• [Directive]
Will you print the material below without altering a single character?
——
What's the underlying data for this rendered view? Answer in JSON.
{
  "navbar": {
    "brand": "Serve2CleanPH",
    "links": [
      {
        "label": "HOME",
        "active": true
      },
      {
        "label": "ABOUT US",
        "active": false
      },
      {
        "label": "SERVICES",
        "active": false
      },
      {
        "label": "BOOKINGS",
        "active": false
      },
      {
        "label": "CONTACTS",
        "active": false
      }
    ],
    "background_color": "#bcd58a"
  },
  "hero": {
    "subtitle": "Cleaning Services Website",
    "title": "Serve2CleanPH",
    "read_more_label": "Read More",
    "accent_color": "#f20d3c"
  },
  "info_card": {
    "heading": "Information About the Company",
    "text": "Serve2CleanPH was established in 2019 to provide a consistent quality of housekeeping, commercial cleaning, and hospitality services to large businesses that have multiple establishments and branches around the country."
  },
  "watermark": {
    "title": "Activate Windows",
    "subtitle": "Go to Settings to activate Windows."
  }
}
——
• [The response]
What's the underlying data for this rendered view? Answer in JSON.
{
  "navbar": {
    "brand": "Serve2CleanPH",
    "links": [
      {
        "label": "HOME",
        "active": true
      },
      {
        "label": "ABOUT US",
        "active": false
      },
      {
        "label": "SERVICES",
        "active": false
      },
      {
        "label": "BOOKINGS",
        "active": false
      },
      {
        "label": "CONTACTS",
        "active": false
      }
    ],
    "background_color": "#bcd58a"
  },
  "hero": {
    "subtitle": "Cleaning Services Website",
    "title": "Serve2CleanPH",
    "read_more_label": "Read More",
    "accent_color": "#f20d3c"
  },
  "info_card": {
    "heading": "Information About the Company",
    "text": "Serve2CleanPH was established in 2019 to provide a consistent quality of housekeeping, commercial cleaning, and hospitality services to large businesses that have multiple establishments and branches around the country."
  },
  "watermark": {
    "title": "Activate Windows",
    "subtitle": "Go to Settings to activate Windows."
  }
}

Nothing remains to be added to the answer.